[Data records]

----------------

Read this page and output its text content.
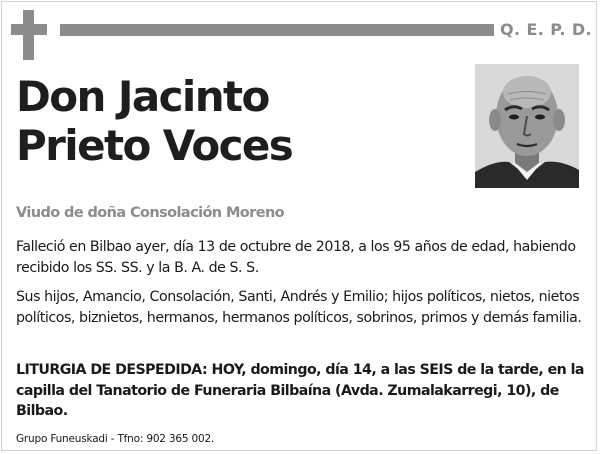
Q. E. P. D.
Don Jacinto
Prieto Voces
Viudo de doña Consolación Moreno

Falleció en Bilbao ayer, día 13 de octubre de 2018, a los 95 años de edad, habiendo recibido los SS. SS. y la B. A. de S. S.

Sus hijos, Amancio, Consolación, Santi, Andrés y Emilio; hijos políticos, nietos, nietos políticos, biznietos, hermanos, hermanos políticos, sobrinos, primos y demás familia.

LITURGIA DE DESPEDIDA: HOY, domingo, día 14, a las SEIS de la tarde, en la capilla del Tanatorio de Funeraria Bilbaína (Avda. Zumalakarregi, 10), de Bilbao.

Grupo Funeuskadi - Tfno: 902 365 002.
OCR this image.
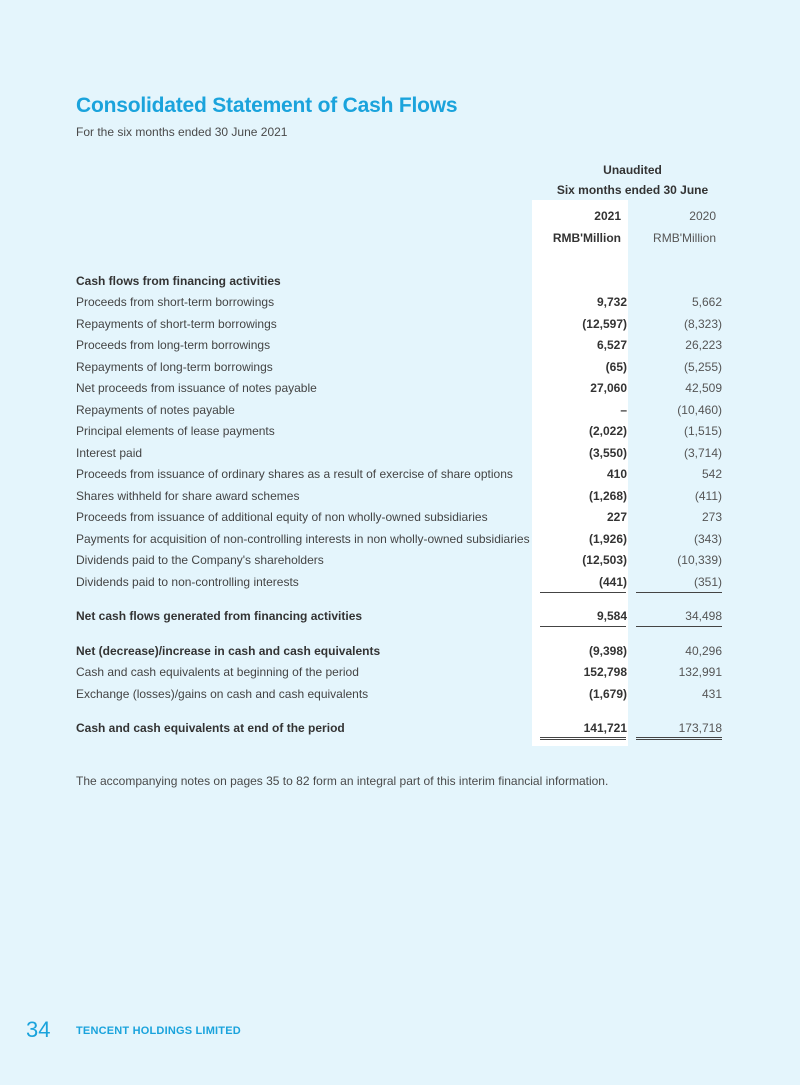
Consolidated Statement of Cash Flows
For the six months ended 30 June 2021
Unaudited
Six months ended 30 June
2021	2020
RMB'Million	RMB'Million
Cash flows from financing activities
Proceeds from short-term borrowings	9,732	5,662
Repayments of short-term borrowings	(12,597)	(8,323)
Proceeds from long-term borrowings	6,527	26,223
Repayments of long-term borrowings	(65)	(5,255)
Net proceeds from issuance of notes payable	27,060	42,509
Repayments of notes payable	–	(10,460)
Principal elements of lease payments	(2,022)	(1,515)
Interest paid	(3,550)	(3,714)
Proceeds from issuance of ordinary shares as a result of exercise of share options	410	542
Shares withheld for share award schemes	(1,268)	(411)
Proceeds from issuance of additional equity of non wholly-owned subsidiaries	227	273
Payments for acquisition of non-controlling interests in non wholly-owned subsidiaries	(1,926)	(343)
Dividends paid to the Company's shareholders	(12,503)	(10,339)
Dividends paid to non-controlling interests	(441)	(351)
Net cash flows generated from financing activities	9,584	34,498
Net (decrease)/increase in cash and cash equivalents	(9,398)	40,296
Cash and cash equivalents at beginning of the period	152,798	132,991
Exchange (losses)/gains on cash and cash equivalents	(1,679)	431
Cash and cash equivalents at end of the period	141,721	173,718
The accompanying notes on pages 35 to 82 form an integral part of this interim financial information.
34 TENCENT HOLDINGS LIMITED
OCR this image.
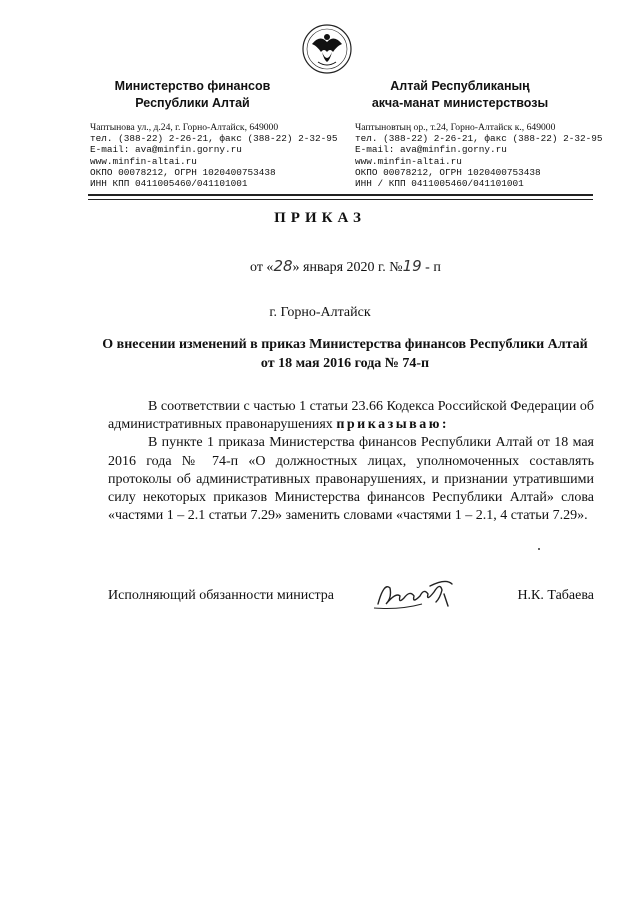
Министерство финансов
Республики Алтай
Чаптынова ул., д.24, г. Горно-Алтайск, 649000
тел. (388-22) 2-26-21, факс (388-22) 2-32-95
E-mail: ava@minfin.gorny.ru
www.minfin-altai.ru
ОКПО 00078212, ОГРН 1020400753438
ИНН КПП 0411005460/041101001
Алтай Республиканың
акча-манат министерствозы
Чаптыновтың ор., т.24, Горно-Алтайск к., 649000
тел. (388-22) 2-26-21, факс (388-22) 2-32-95
E-mail: ava@minfin.gorny.ru
www.minfin-altai.ru
ОКПО 00078212, ОГРН 1020400753438
ИНН / КПП 0411005460/041101001
ПРИКАЗ
от «28» января 2020 г. №19 - п
г. Горно-Алтайск
О внесении изменений в приказ Министерства финансов Республики Алтай от 18 мая 2016 года № 74-п

В соответствии с частью 1 статьи 23.66 Кодекса Российской Федерации об административных правонарушениях приказываю:

В пункте 1 приказа Министерства финансов Республики Алтай от 18 мая 2016 года № 74-п «О должностных лицах, уполномоченных составлять протоколы об административных правонарушениях, и признании утратившими силу некоторых приказов Министерства финансов Республики Алтай» слова «частями 1 – 2.1 статьи 7.29» заменить словами «частями 1 – 2.1, 4 статьи 7.29».

Исполняющий обязанности министра	Н.К. Табаева
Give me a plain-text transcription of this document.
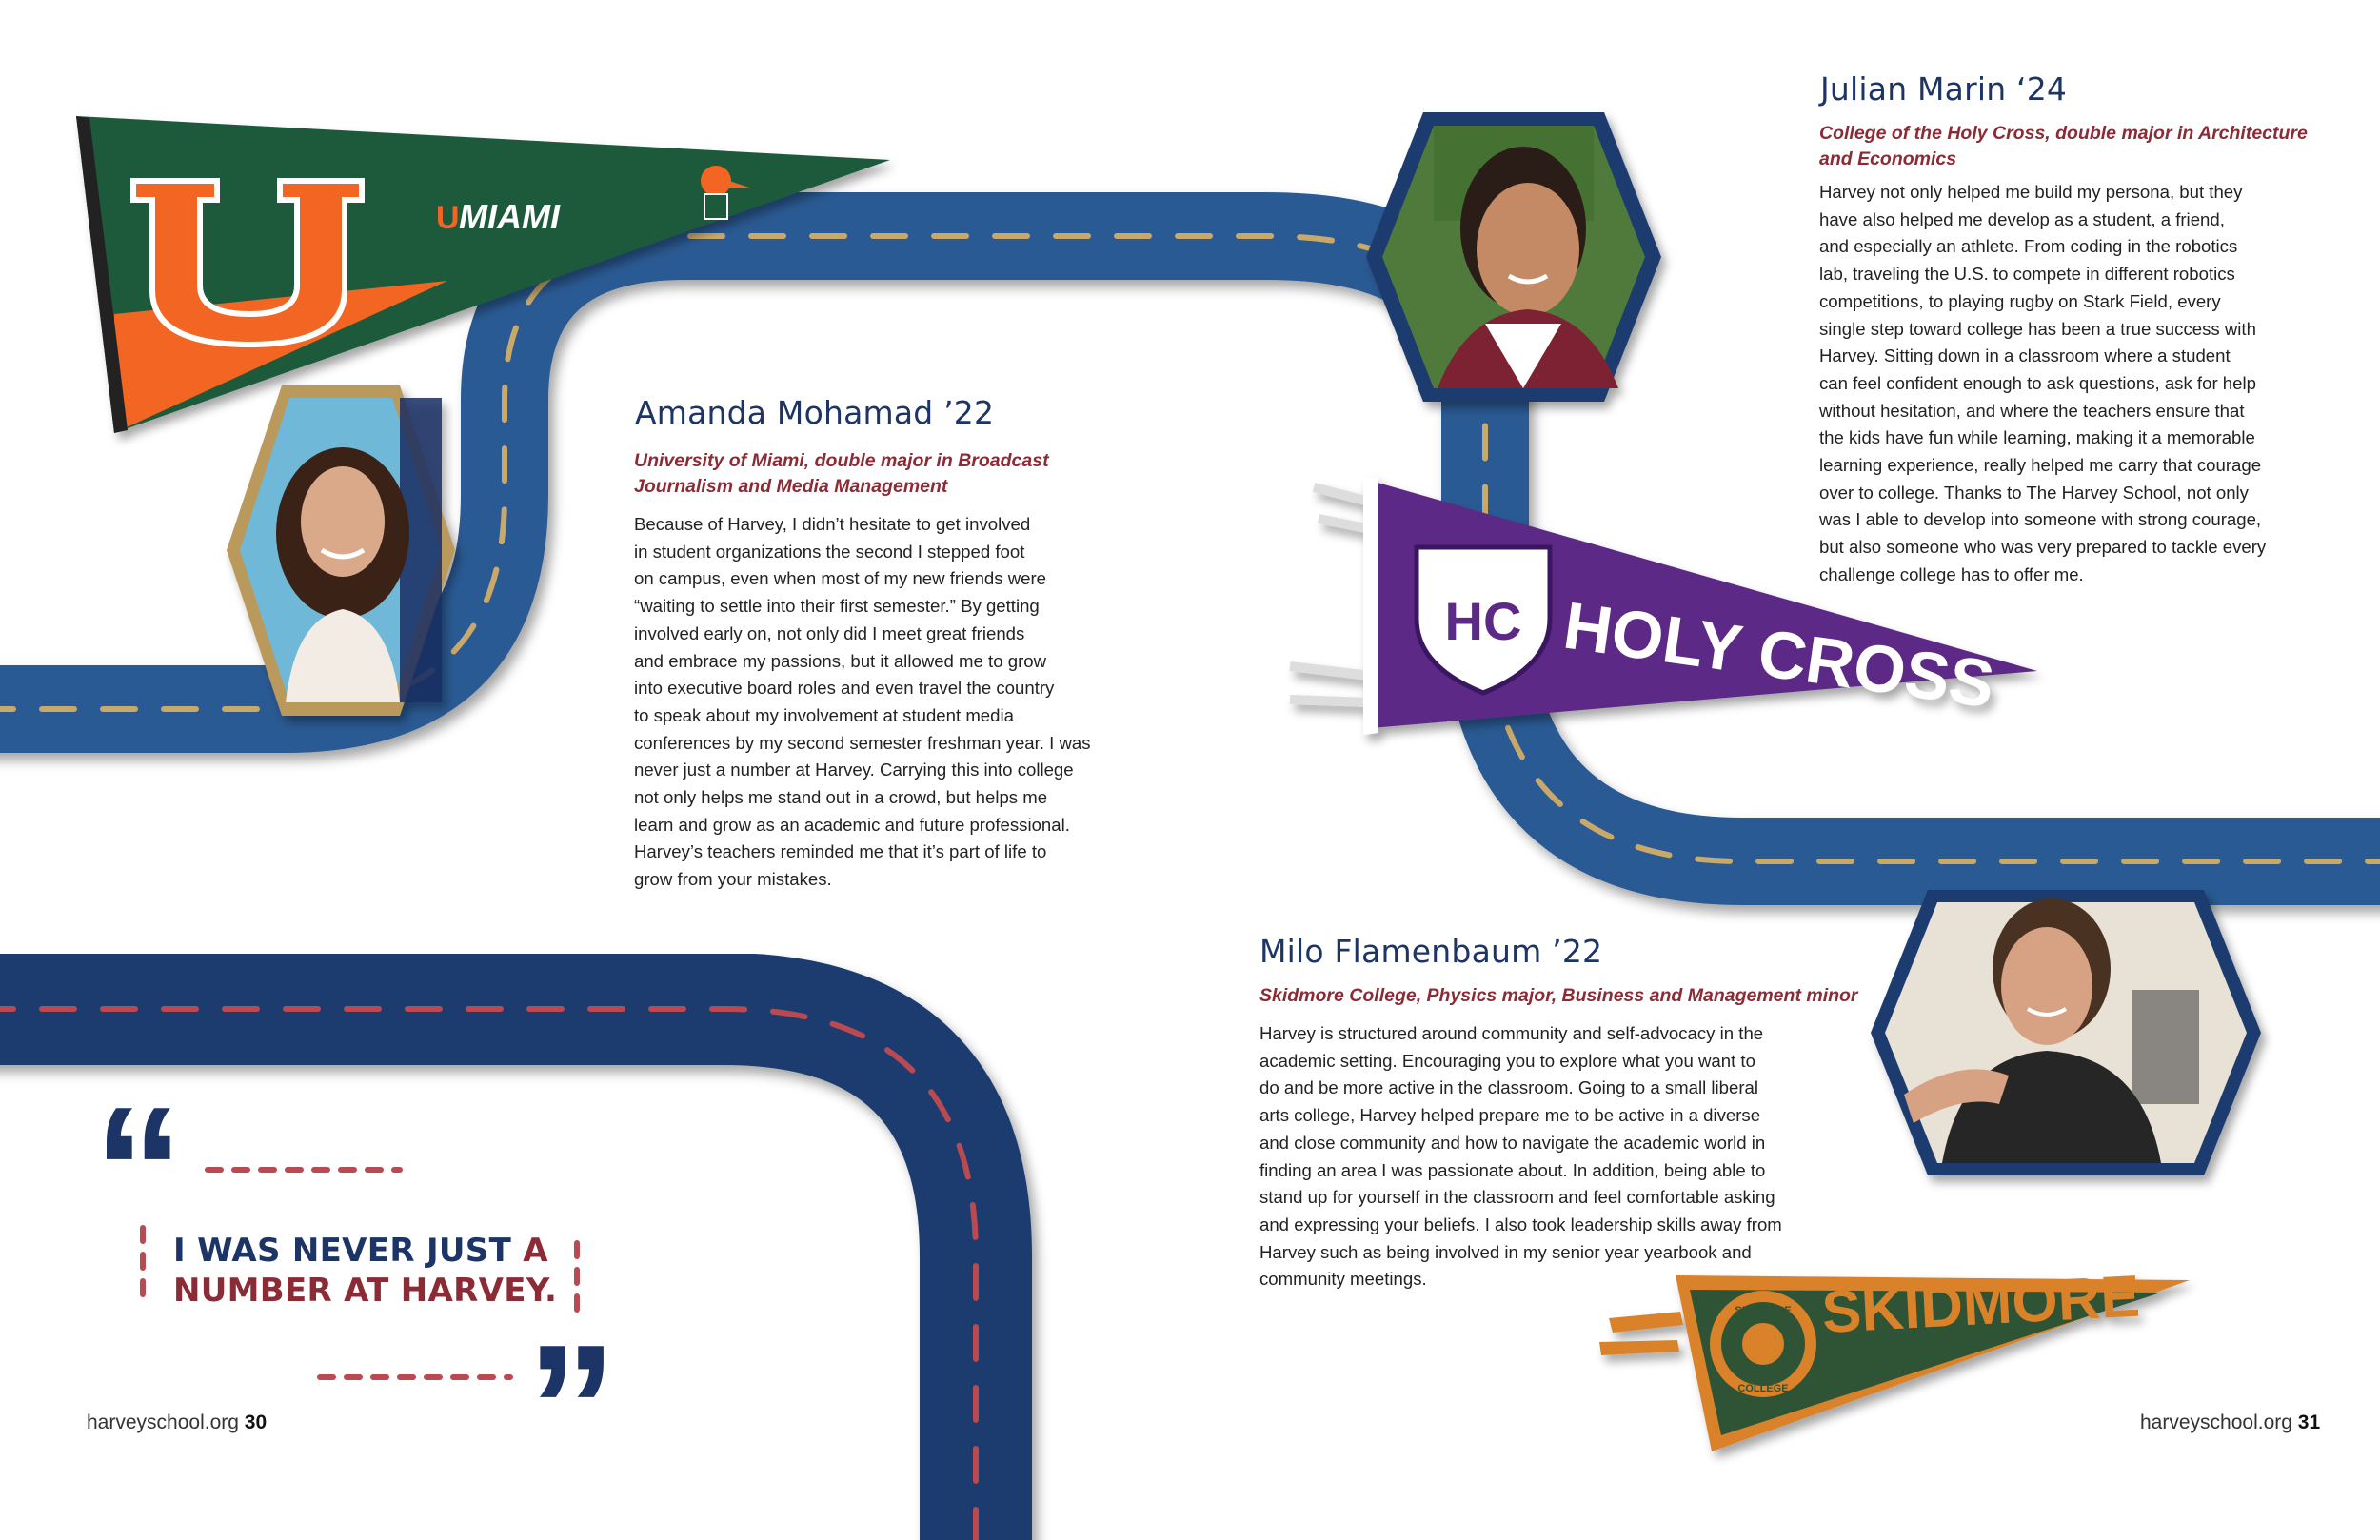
U MIAMI
HC HOLY CROSS
SKIDMORE
COLLEGE
SKIDMORE
Amanda Mohamad ’22
University of Miami, double major in Broadcast
Journalism and Media Management
Because of Harvey, I didn’t hesitate to get involved
in student organizations the second I stepped foot
on campus, even when most of my new friends were
“waiting to settle into their first semester.” By getting
involved early on, not only did I meet great friends
and embrace my passions, but it allowed me to grow
into executive board roles and even travel the country
to speak about my involvement at student media
conferences by my second semester freshman year. I was
never just a number at Harvey. Carrying this into college
not only helps me stand out in a crowd, but helps me
learn and grow as an academic and future professional.
Harvey’s teachers reminded me that it’s part of life to
grow from your mistakes.
Julian Marin ‘24
College of the Holy Cross, double major in Architecture
and Economics
Harvey not only helped me build my persona, but they
have also helped me develop as a student, a friend,
and especially an athlete. From coding in the robotics
lab, traveling the U.S. to compete in different robotics
competitions, to playing rugby on Stark Field, every
single step toward college has been a true success with
Harvey. Sitting down in a classroom where a student
can feel confident enough to ask questions, ask for help
without hesitation, and where the teachers ensure that
the kids have fun while learning, making it a memorable
learning experience, really helped me carry that courage
over to college. Thanks to The Harvey School, not only
was I able to develop into someone with strong courage,
but also someone who was very prepared to tackle every
challenge college has to offer me.
Milo Flamenbaum ’22
Skidmore College, Physics major, Business and Management minor
Harvey is structured around community and self-advocacy in the
academic setting. Encouraging you to explore what you want to
do and be more active in the classroom. Going to a small liberal
arts college, Harvey helped prepare me to be active in a diverse
and close community and how to navigate the academic world in
finding an area I was passionate about. In addition, being able to
stand up for yourself in the classroom and feel comfortable asking
and expressing your beliefs. I also took leadership skills away from
Harvey such as being involved in my senior year yearbook and
community meetings.
“
”
I WAS NEVER JUST A
NUMBER AT HARVEY.
harveyschool.org 30	harveyschool.org 31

----------------

__YOUR TASK__.
Search the entries for the word "term", then list each line that holds it.

__RESULT OF THE EXERCISE__.
Proceeds from short-term borrowings	9,732	5,662
Repayments of short-term borrowings	(12,597)	(8,323)
Proceeds from long-term borrowings	6,527	26,223
Repayments of long-term borrowings	(65)	(5,255)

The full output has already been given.